Wherever the word "Пушкин" turns up in a line of the entries, copy that line.
>>>
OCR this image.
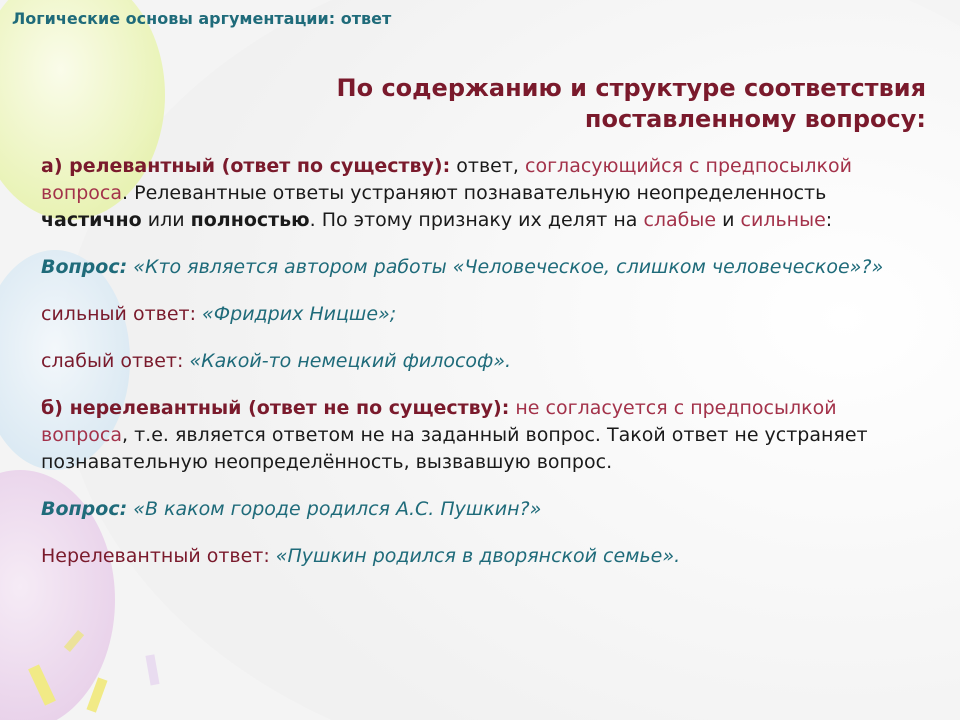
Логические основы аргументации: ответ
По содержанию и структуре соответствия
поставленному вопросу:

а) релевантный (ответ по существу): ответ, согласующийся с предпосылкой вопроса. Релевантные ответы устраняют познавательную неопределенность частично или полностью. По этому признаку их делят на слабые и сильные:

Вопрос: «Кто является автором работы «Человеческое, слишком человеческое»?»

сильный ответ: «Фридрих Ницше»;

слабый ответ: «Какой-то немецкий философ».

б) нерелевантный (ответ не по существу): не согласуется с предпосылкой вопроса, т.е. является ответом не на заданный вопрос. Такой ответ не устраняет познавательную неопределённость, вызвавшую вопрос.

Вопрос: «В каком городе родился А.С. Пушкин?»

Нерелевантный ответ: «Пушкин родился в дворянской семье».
<<<
**EXERCISE RESULT**
Вопрос: «В каком городе родился А.С. Пушкин?»
Нерелевантный ответ: «Пушкин родился в дворянской семье».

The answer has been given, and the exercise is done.